*Aim of the exercise*: Take the entries below and reproduce them word for word.

[Dataset records]
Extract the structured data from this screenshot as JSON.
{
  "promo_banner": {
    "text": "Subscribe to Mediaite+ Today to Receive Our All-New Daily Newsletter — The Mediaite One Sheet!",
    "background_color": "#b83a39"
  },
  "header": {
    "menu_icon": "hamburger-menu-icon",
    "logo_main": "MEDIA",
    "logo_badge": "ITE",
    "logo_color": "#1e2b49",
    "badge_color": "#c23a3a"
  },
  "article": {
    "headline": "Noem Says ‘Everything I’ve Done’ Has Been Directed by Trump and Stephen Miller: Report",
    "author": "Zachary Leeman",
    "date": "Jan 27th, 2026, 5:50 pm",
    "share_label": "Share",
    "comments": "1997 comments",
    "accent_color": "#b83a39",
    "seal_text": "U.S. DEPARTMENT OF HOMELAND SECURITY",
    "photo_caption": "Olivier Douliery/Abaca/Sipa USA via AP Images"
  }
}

*Written answer*:
Extract the structured data from this screenshot as JSON.
{
  "promo_banner": {
    "text": "Subscribe to Mediaite+ Today to Receive Our All-New Daily Newsletter — The Mediaite One Sheet!",
    "background_color": "#b83a39"
  },
  "header": {
    "menu_icon": "hamburger-menu-icon",
    "logo_main": "MEDIA",
    "logo_badge": "ITE",
    "logo_color": "#1e2b49",
    "badge_color": "#c23a3a"
  },
  "article": {
    "headline": "Noem Says ‘Everything I’ve Done’ Has Been Directed by Trump and Stephen Miller: Report",
    "author": "Zachary Leeman",
    "date": "Jan 27th, 2026, 5:50 pm",
    "share_label": "Share",
    "comments": "1997 comments",
    "accent_color": "#b83a39",
    "seal_text": "U.S. DEPARTMENT OF HOMELAND SECURITY",
    "photo_caption": "Olivier Douliery/Abaca/Sipa USA via AP Images"
  }
}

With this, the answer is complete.